Extracted material:
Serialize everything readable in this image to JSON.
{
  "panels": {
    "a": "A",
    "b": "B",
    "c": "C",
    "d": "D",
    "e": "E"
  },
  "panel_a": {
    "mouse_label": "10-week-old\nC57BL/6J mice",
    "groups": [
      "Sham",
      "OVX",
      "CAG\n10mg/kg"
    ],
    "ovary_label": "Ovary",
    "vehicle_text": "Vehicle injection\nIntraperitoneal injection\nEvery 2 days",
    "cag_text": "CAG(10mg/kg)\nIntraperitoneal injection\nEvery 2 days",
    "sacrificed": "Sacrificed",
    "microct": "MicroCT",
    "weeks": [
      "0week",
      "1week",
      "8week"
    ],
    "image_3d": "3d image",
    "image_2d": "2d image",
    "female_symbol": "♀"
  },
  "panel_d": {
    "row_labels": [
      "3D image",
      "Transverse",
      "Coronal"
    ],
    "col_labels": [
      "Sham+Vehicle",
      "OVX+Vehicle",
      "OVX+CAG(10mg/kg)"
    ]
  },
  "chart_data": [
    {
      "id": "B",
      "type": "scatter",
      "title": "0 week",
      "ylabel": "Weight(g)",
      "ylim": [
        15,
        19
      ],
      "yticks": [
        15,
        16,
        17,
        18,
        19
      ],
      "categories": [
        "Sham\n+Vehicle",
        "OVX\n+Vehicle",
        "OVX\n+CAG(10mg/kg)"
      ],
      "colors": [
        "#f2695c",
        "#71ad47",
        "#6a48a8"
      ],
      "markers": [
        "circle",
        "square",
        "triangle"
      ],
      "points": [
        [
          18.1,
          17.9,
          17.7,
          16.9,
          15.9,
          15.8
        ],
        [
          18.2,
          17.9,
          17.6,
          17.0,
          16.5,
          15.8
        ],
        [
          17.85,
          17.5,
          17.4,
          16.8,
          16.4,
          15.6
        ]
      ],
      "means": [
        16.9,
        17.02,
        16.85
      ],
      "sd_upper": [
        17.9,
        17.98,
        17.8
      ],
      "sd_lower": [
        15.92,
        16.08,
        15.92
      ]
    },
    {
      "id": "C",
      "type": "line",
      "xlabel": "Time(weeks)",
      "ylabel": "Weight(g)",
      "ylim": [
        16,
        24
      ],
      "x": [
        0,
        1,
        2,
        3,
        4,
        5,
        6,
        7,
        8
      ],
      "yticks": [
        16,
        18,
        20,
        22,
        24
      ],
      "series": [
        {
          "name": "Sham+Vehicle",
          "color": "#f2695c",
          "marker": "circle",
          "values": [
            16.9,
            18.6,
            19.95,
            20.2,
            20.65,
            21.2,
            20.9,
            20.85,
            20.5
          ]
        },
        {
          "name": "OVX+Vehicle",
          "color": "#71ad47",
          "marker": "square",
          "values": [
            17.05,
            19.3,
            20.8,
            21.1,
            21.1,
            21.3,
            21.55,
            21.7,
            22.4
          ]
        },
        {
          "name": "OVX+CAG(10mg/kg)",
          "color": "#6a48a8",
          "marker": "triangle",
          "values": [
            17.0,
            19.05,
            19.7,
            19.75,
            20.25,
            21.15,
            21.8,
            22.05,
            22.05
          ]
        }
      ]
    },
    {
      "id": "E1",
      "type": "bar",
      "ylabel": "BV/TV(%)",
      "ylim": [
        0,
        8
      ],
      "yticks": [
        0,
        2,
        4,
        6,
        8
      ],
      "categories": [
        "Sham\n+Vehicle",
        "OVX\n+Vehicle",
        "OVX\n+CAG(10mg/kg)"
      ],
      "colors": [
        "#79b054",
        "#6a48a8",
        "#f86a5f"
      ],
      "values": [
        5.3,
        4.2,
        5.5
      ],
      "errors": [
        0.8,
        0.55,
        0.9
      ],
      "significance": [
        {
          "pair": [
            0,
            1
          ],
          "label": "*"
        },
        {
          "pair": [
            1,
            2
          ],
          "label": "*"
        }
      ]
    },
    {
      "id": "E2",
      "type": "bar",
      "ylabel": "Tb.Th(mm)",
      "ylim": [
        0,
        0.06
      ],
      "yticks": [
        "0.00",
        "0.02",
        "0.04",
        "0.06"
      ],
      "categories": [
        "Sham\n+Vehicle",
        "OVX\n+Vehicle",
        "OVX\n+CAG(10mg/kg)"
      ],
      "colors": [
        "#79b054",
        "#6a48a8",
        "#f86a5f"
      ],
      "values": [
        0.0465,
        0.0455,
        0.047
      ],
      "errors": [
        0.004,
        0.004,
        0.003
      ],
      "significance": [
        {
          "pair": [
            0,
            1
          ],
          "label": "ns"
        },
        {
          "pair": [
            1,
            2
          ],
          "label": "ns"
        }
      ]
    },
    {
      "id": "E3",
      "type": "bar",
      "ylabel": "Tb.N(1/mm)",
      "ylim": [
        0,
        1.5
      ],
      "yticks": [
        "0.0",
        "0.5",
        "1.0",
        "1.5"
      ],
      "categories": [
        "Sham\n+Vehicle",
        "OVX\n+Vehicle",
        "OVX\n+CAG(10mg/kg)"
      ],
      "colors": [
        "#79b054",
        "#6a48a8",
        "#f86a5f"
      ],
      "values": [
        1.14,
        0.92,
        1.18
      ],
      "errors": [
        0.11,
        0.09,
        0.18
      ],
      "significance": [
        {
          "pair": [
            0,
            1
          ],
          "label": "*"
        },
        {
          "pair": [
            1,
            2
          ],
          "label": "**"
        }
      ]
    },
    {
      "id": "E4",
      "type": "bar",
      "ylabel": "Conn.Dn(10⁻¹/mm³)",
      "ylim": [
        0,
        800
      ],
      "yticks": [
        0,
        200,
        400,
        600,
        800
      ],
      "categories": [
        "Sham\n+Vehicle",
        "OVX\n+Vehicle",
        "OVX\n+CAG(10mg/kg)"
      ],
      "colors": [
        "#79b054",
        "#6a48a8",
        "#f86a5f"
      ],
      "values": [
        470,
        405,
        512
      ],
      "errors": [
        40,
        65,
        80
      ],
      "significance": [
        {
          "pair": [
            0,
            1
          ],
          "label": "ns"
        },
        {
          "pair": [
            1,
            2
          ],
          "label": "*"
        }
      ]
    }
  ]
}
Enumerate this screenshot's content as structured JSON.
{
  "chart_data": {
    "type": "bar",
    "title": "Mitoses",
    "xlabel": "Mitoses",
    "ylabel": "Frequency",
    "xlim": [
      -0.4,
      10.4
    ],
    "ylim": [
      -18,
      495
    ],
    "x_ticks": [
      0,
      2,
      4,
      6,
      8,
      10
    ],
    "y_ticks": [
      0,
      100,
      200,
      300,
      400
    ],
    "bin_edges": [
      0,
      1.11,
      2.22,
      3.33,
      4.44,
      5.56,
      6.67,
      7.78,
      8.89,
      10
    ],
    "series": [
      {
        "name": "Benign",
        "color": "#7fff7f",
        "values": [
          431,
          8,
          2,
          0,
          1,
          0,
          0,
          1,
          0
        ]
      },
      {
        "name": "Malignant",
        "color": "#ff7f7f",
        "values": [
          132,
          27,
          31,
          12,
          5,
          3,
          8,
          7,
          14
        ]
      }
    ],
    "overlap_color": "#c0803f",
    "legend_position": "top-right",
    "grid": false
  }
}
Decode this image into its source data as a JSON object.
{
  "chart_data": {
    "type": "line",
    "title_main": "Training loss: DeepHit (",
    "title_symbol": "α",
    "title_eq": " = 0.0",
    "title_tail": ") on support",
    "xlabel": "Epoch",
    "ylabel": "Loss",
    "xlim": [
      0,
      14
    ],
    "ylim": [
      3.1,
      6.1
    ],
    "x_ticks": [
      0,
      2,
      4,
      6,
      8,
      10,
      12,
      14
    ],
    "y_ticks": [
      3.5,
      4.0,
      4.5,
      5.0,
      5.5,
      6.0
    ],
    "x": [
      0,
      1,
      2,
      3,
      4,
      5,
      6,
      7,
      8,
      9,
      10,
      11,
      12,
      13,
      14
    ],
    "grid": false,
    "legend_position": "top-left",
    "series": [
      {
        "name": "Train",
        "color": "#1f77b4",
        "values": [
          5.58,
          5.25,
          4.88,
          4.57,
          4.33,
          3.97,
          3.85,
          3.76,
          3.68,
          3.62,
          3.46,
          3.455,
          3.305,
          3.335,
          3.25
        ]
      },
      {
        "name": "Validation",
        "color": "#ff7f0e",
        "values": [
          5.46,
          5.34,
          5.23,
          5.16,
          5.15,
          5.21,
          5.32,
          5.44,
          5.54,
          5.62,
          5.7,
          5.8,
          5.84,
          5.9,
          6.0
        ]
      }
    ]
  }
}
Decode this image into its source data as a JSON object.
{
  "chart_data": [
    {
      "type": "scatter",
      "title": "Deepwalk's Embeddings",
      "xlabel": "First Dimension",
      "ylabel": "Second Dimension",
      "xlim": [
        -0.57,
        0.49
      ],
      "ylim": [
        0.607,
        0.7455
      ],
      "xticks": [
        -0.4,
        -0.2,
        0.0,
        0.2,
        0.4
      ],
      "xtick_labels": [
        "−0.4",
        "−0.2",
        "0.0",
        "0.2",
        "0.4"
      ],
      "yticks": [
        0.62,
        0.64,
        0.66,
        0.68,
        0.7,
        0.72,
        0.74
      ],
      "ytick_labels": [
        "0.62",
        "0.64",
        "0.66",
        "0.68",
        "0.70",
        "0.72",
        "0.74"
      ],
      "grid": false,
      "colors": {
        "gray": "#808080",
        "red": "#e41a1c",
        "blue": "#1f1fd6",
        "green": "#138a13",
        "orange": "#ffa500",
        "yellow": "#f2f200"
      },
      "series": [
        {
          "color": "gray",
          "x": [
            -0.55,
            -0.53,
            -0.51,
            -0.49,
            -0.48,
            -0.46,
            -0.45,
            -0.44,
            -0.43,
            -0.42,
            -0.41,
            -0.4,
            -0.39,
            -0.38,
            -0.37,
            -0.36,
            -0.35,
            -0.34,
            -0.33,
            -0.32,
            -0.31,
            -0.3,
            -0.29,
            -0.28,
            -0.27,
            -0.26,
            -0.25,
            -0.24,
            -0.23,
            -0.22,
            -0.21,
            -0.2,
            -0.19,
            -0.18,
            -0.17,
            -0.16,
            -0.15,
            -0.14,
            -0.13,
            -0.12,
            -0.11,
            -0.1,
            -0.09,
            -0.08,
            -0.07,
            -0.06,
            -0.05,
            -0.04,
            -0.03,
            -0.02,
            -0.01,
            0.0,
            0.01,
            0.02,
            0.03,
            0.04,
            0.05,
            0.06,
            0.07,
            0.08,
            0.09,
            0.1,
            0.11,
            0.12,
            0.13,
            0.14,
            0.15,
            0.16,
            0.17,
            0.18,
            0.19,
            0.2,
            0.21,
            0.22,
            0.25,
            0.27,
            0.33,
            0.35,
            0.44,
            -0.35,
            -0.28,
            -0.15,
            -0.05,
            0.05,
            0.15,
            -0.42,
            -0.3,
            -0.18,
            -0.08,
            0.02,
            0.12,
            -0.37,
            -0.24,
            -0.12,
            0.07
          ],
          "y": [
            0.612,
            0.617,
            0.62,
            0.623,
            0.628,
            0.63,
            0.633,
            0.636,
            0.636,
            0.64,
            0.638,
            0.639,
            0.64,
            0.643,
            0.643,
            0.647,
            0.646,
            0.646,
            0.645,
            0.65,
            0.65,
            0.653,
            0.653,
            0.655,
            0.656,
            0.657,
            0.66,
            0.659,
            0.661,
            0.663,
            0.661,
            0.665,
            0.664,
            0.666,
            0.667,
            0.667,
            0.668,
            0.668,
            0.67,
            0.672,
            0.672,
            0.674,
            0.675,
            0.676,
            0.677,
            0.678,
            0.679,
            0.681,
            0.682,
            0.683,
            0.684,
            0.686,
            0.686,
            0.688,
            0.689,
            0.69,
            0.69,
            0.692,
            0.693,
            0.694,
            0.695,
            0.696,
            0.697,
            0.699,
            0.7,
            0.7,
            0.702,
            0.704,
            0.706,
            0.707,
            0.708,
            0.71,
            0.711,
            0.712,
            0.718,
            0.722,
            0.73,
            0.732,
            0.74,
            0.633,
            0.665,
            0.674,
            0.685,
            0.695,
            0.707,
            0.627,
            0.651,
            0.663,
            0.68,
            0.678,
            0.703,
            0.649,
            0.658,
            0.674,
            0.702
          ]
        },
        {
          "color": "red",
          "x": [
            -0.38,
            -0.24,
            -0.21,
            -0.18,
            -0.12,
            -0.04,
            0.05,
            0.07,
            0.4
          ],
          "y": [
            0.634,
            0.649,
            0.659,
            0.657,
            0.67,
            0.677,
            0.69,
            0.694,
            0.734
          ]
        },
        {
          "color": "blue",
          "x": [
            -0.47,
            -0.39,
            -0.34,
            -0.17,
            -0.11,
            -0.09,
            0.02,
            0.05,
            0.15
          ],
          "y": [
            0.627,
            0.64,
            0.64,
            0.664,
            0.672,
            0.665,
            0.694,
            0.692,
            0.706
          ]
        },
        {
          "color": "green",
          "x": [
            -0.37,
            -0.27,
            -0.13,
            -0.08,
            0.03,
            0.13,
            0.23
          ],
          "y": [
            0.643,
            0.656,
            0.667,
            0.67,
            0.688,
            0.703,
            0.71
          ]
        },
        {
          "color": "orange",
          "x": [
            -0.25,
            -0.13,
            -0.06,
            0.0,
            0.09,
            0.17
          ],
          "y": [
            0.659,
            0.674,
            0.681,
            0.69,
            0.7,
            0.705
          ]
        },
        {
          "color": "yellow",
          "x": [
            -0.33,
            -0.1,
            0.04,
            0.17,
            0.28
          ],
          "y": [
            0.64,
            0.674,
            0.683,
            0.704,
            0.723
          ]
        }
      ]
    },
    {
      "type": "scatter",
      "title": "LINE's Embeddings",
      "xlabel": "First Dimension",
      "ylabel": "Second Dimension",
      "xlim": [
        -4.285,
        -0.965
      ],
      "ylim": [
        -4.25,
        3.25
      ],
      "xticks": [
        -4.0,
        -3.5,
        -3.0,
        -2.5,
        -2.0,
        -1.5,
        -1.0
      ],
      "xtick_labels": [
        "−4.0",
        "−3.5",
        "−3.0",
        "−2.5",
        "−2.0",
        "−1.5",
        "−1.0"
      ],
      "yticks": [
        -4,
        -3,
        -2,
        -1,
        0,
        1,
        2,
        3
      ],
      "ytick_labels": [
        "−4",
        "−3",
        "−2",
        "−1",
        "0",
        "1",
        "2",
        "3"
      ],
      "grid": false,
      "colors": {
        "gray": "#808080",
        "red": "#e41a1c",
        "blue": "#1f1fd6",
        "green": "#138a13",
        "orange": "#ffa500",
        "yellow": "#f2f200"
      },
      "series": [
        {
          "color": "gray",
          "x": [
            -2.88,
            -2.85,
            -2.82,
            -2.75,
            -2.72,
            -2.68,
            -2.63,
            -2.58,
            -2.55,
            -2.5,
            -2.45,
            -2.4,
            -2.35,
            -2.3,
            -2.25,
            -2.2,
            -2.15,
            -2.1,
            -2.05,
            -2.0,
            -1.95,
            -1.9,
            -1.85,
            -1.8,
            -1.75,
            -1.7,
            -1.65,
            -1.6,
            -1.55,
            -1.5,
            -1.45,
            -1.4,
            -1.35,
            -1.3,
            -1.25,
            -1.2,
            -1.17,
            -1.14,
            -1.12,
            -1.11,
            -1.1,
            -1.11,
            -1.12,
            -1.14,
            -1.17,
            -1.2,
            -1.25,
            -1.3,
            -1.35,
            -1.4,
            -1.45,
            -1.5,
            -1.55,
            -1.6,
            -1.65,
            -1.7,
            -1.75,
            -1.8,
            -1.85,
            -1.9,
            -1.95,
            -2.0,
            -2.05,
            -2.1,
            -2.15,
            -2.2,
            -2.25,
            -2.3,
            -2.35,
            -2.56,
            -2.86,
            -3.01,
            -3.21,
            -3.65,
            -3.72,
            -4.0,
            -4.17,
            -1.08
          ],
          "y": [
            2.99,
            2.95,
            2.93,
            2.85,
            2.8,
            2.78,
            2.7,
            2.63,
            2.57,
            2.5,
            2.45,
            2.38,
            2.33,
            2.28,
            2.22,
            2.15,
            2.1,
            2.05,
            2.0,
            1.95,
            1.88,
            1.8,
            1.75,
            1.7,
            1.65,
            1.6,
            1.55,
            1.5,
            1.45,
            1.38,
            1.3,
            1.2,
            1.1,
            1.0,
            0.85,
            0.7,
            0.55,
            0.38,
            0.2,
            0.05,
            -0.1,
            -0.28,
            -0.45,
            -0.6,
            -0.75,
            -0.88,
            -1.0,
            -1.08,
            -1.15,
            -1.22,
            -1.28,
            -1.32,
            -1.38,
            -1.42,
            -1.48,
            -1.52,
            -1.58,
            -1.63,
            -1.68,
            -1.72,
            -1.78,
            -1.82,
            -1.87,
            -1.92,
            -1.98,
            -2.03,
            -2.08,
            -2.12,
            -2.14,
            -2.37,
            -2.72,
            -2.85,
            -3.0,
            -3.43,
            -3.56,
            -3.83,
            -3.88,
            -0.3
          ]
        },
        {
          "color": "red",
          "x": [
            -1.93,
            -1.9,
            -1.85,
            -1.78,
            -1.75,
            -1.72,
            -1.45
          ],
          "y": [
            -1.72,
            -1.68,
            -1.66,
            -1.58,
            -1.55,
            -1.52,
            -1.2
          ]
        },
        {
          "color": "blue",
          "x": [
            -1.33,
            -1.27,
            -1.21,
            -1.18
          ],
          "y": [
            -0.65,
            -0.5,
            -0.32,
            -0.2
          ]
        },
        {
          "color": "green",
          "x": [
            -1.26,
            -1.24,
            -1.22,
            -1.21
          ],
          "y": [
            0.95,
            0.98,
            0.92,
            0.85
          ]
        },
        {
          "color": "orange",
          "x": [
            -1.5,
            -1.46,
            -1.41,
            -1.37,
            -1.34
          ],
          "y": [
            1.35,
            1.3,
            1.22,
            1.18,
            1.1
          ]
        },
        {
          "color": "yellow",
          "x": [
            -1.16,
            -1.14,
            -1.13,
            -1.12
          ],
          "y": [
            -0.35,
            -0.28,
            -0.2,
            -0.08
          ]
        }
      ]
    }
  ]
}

Exercise description:
State how many lines above include the word "false", and nothing more.

Completed task:
4